● Aim of the exercise
Output the data below in full, byte for byte. Nothing may differ.
■ ■ ■ ■
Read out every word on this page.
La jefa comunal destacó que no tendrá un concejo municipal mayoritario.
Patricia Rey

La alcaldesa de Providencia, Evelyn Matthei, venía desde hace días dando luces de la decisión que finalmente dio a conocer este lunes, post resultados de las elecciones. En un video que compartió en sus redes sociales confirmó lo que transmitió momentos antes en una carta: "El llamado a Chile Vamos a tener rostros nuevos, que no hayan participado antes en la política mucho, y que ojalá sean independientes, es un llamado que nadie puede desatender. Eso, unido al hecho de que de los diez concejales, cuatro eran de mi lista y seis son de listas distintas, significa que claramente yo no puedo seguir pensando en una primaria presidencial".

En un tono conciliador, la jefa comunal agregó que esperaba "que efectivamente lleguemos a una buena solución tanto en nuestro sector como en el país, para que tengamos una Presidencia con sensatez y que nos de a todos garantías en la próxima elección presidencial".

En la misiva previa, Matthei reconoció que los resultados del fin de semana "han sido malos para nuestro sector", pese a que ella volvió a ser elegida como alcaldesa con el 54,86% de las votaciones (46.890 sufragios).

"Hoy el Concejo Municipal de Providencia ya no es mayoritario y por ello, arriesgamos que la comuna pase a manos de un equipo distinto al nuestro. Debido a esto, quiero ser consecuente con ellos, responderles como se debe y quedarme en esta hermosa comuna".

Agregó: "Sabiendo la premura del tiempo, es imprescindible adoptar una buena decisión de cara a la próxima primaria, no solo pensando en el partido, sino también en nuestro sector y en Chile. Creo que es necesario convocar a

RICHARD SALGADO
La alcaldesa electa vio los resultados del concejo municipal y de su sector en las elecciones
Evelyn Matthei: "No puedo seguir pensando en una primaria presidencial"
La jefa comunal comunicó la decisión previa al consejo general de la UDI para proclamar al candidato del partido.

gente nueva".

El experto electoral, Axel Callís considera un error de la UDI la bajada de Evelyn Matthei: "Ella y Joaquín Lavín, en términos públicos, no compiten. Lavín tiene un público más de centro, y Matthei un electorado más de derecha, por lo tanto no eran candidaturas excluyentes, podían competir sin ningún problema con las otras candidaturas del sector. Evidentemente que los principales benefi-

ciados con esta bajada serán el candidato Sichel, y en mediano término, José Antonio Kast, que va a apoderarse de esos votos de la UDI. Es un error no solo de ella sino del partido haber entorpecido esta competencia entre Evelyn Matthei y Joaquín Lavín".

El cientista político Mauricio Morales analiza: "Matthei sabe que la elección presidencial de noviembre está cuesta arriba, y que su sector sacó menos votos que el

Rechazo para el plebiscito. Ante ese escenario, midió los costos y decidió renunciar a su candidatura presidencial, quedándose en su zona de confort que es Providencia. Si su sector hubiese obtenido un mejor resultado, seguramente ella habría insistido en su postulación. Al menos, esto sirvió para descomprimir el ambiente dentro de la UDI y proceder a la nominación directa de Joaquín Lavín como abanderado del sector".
■ ■ ■ ■
● Correct output
Read out every word on this page.
La jefa comunal destacó que no tendrá un concejo municipal mayoritario.
Patricia Rey

La alcaldesa de Providencia, Evelyn Matthei, venía desde hace días dando luces de la decisión que finalmente dio a conocer este lunes, post resultados de las elecciones. En un video que compartió en sus redes sociales confirmó lo que transmitió momentos antes en una carta: "El llamado a Chile Vamos a tener rostros nuevos, que no hayan participado antes en la política mucho, y que ojalá sean independientes, es un llamado que nadie puede desatender. Eso, unido al hecho de que de los diez concejales, cuatro eran de mi lista y seis son de listas distintas, significa que claramente yo no puedo seguir pensando en una primaria presidencial".

En un tono conciliador, la jefa comunal agregó que esperaba "que efectivamente lleguemos a una buena solución tanto en nuestro sector como en el país, para que tengamos una Presidencia con sensatez y que nos de a todos garantías en la próxima elección presidencial".

En la misiva previa, Matthei reconoció que los resultados del fin de semana "han sido malos para nuestro sector", pese a que ella volvió a ser elegida como alcaldesa con el 54,86% de las votaciones (46.890 sufragios).

"Hoy el Concejo Municipal de Providencia ya no es mayoritario y por ello, arriesgamos que la comuna pase a manos de un equipo distinto al nuestro. Debido a esto, quiero ser consecuente con ellos, responderles como se debe y quedarme en esta hermosa comuna".

Agregó: "Sabiendo la premura del tiempo, es imprescindible adoptar una buena decisión de cara a la próxima primaria, no solo pensando en el partido, sino también en nuestro sector y en Chile. Creo que es necesario convocar a

RICHARD SALGADO
La alcaldesa electa vio los resultados del concejo municipal y de su sector en las elecciones
Evelyn Matthei: "No puedo seguir pensando en una primaria presidencial"
La jefa comunal comunicó la decisión previa al consejo general de la UDI para proclamar al candidato del partido.

gente nueva".

El experto electoral, Axel Callís considera un error de la UDI la bajada de Evelyn Matthei: "Ella y Joaquín Lavín, en términos públicos, no compiten. Lavín tiene un público más de centro, y Matthei un electorado más de derecha, por lo tanto no eran candidaturas excluyentes, podían competir sin ningún problema con las otras candidaturas del sector. Evidentemente que los principales benefi-

ciados con esta bajada serán el candidato Sichel, y en mediano término, José Antonio Kast, que va a apoderarse de esos votos de la UDI. Es un error no solo de ella sino del partido haber entorpecido esta competencia entre Evelyn Matthei y Joaquín Lavín".

El cientista político Mauricio Morales analiza: "Matthei sabe que la elección presidencial de noviembre está cuesta arriba, y que su sector sacó menos votos que el

Rechazo para el plebiscito. Ante ese escenario, midió los costos y decidió renunciar a su candidatura presidencial, quedándose en su zona de confort que es Providencia. Si su sector hubiese obtenido un mejor resultado, seguramente ella habría insistido en su postulación. Al menos, esto sirvió para descomprimir el ambiente dentro de la UDI y proceder a la nominación directa de Joaquín Lavín como abanderado del sector".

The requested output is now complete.